### Records for the task
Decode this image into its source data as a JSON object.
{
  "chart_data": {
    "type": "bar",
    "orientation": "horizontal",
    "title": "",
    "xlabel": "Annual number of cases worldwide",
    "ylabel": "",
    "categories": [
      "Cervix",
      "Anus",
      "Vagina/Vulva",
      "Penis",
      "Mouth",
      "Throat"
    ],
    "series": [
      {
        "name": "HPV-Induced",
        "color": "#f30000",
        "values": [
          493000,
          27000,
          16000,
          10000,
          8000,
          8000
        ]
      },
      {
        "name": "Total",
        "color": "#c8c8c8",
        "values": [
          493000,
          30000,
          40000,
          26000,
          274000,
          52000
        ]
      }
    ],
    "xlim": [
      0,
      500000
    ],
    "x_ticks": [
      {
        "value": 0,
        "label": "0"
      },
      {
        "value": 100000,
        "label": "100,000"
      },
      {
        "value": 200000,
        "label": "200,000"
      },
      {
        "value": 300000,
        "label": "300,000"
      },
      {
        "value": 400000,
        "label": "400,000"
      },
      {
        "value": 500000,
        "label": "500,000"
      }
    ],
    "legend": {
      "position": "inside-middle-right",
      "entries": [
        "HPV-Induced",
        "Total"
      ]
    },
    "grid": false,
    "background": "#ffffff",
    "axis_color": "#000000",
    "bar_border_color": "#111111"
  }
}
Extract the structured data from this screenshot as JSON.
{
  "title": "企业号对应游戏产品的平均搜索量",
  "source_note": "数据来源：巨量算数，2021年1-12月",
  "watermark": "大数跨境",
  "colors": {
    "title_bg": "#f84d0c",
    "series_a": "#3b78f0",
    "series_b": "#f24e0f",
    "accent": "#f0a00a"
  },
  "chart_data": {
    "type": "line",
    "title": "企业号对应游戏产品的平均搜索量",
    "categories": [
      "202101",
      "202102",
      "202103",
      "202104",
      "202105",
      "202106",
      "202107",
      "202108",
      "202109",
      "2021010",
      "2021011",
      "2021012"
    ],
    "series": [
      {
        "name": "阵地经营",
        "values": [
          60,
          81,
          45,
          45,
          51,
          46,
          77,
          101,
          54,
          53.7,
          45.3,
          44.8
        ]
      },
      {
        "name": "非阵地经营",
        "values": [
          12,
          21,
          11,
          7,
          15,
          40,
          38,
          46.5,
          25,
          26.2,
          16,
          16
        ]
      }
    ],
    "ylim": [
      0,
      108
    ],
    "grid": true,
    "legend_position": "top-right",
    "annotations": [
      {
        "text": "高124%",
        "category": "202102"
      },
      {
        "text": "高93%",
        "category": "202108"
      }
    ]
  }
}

### Job
Work out the count of lines containing the word "name", then write only that count.

### Written solution
4